**What is expected:** Give the number of lines below that contain "text", with no other output.

**Data to use:**
::::::
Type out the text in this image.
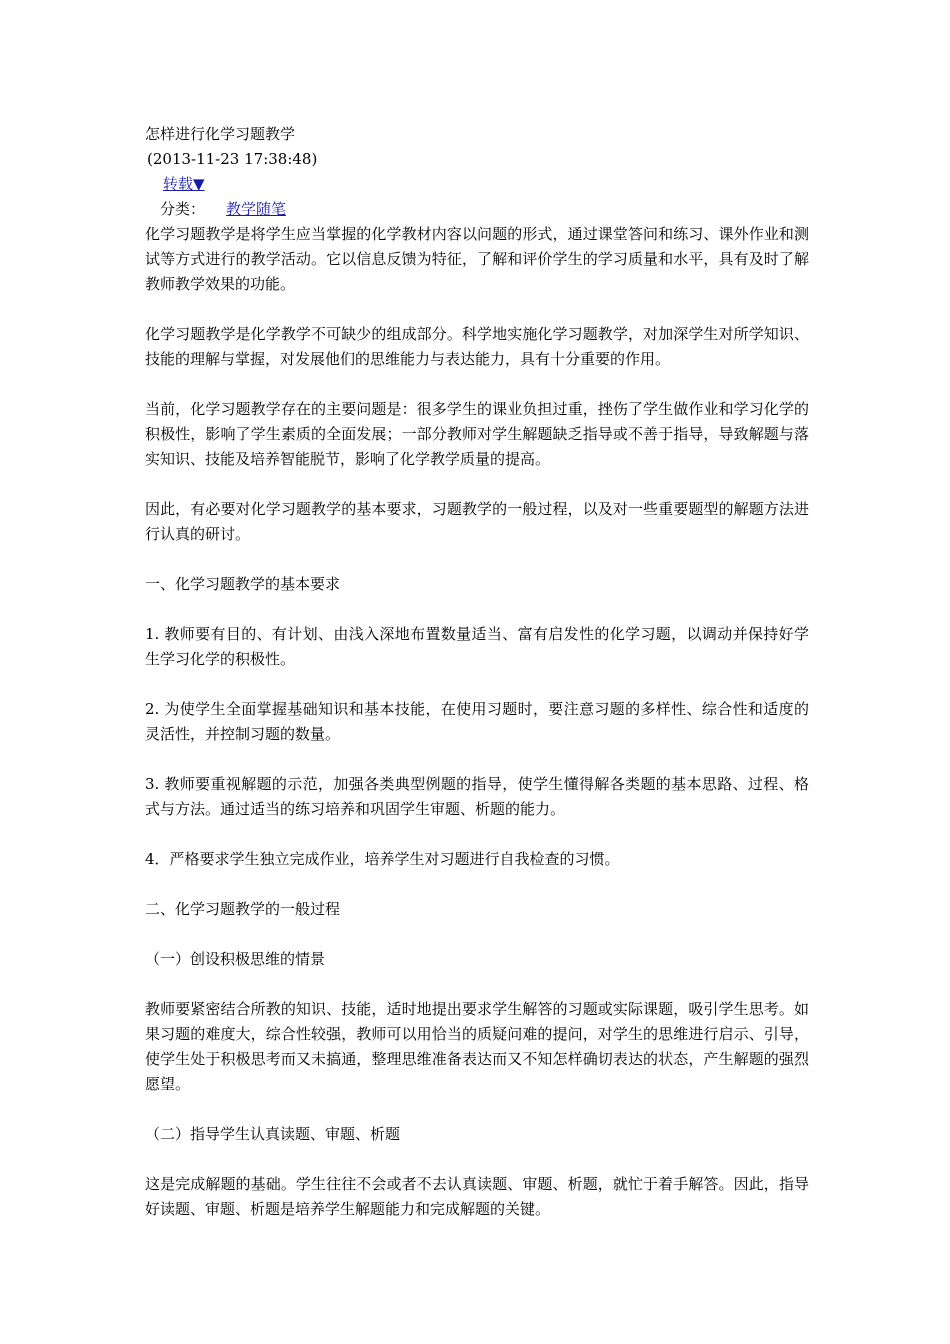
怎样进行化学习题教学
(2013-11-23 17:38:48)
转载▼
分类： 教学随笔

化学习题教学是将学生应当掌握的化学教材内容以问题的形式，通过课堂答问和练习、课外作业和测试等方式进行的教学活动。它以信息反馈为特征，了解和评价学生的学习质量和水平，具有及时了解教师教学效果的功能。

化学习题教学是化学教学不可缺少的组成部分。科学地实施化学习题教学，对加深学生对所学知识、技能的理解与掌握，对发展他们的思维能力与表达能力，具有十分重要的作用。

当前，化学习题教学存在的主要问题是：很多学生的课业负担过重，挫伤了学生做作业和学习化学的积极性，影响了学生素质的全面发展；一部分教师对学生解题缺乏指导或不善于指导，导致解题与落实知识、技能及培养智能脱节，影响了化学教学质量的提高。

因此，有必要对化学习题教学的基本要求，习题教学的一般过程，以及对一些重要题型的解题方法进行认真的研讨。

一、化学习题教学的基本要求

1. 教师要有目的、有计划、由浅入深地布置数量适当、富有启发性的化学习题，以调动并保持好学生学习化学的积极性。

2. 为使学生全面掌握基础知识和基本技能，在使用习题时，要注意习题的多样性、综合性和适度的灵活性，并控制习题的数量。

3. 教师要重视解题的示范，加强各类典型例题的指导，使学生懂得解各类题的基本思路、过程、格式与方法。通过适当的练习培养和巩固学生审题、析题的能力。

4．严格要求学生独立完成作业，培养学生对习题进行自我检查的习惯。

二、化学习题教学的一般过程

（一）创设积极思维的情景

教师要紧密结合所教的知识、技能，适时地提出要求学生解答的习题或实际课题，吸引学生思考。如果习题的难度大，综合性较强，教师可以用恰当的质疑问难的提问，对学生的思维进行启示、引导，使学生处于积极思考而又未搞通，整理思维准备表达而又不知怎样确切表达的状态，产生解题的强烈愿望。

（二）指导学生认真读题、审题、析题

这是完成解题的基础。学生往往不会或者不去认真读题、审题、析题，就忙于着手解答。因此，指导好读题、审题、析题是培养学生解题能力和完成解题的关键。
::::::
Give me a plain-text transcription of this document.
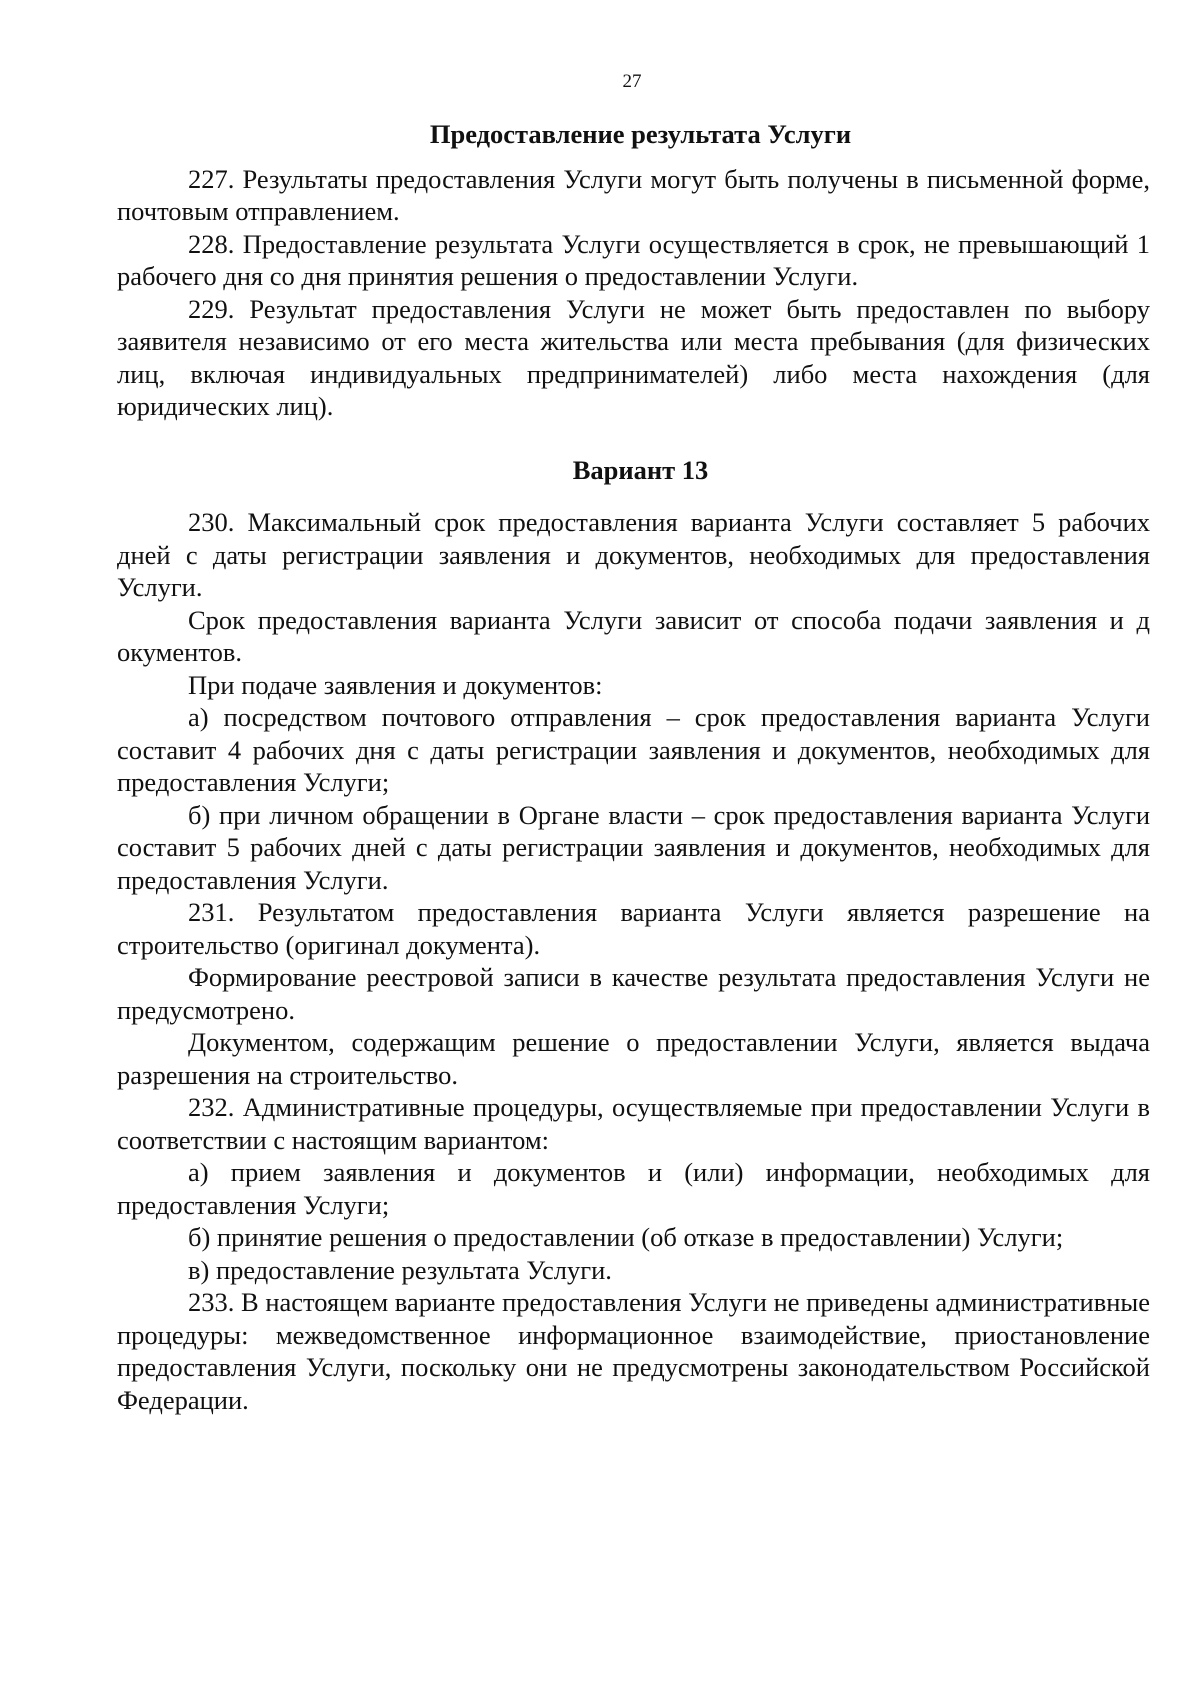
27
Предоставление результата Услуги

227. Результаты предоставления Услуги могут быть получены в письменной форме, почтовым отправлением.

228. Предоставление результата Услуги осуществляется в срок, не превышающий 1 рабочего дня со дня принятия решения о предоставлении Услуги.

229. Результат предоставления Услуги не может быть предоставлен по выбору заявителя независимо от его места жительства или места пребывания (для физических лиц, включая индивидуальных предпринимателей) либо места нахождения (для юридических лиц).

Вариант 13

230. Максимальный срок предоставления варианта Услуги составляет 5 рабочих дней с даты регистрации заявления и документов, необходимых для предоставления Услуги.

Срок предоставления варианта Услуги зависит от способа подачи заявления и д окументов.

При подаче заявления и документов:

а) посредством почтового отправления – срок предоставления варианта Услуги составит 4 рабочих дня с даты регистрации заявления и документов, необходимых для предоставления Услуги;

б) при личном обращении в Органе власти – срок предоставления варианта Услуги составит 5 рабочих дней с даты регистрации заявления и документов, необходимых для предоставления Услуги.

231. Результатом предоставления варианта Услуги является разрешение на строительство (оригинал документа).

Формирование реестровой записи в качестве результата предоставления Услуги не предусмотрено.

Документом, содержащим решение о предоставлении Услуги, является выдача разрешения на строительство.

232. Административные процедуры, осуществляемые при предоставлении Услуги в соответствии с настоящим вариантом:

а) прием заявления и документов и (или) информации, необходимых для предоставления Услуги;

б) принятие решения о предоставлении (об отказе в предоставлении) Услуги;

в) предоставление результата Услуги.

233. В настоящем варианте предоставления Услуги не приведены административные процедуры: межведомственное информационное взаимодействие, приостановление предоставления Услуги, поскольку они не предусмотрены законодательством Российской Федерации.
::::::
**Solved problem:** 2